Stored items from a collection
★ ★ ★ ★ ★ ★ ★

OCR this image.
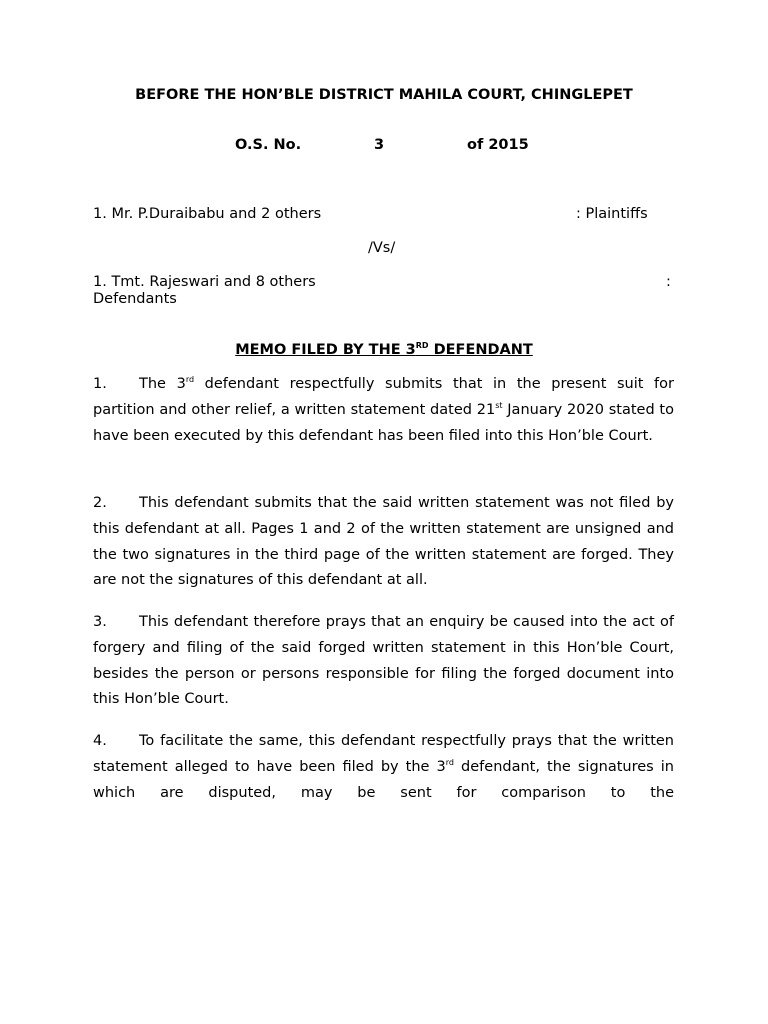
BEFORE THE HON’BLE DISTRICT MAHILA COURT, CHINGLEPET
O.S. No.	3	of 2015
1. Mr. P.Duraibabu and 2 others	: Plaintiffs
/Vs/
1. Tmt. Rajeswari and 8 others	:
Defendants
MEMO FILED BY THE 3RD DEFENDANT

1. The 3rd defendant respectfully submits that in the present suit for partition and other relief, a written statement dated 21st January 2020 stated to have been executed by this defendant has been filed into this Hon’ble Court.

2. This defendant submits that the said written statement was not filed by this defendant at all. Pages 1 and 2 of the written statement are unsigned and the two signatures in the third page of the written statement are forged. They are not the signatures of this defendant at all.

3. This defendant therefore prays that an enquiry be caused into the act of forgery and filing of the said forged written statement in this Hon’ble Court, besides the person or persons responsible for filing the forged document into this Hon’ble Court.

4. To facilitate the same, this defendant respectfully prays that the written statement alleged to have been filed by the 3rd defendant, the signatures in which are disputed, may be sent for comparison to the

★ ★ ★ ★ ★ ★ ★

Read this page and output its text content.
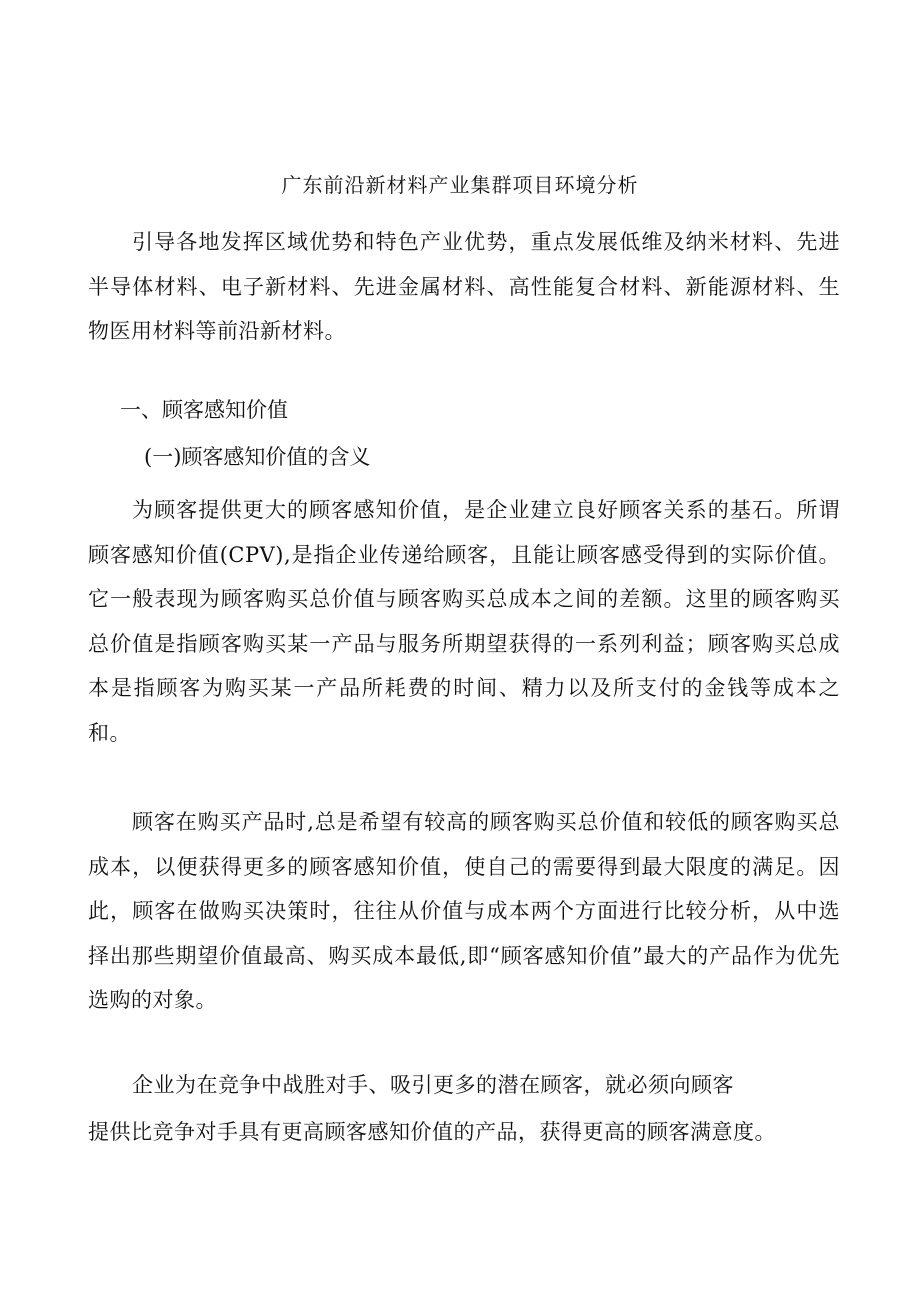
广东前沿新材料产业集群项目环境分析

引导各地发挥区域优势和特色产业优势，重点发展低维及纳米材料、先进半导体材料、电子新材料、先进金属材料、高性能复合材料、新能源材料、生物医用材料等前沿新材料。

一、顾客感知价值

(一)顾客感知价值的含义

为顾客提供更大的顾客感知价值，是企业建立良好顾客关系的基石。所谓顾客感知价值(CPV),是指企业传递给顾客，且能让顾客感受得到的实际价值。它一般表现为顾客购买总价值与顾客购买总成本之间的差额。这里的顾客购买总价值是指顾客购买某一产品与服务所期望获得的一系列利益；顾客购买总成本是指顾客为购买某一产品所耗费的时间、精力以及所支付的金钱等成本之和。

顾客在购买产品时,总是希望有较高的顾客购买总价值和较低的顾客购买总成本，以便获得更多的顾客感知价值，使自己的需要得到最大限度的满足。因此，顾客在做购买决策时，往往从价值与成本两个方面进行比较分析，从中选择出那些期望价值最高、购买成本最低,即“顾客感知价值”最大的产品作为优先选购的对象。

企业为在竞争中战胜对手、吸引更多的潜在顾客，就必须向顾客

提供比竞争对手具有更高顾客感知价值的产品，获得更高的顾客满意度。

★ ★ ★ ★ ★ ★ ★

Exercise aim >> Consider the entries above and return each line with the string "said".

Written solution >>
2. This defendant submits that the said written statement was not filed by this defendant at all. Pages 1 and 2 of the written statement are unsigned and the two signatures in the third page of the written statement are forged. They are not the signatures of this defendant at all.
3. This defendant therefore prays that an enquiry be caused into the act of forgery and filing of the said forged written statement in this Hon’ble Court, besides the person or persons responsible for filing the forged document into this Hon’ble Court.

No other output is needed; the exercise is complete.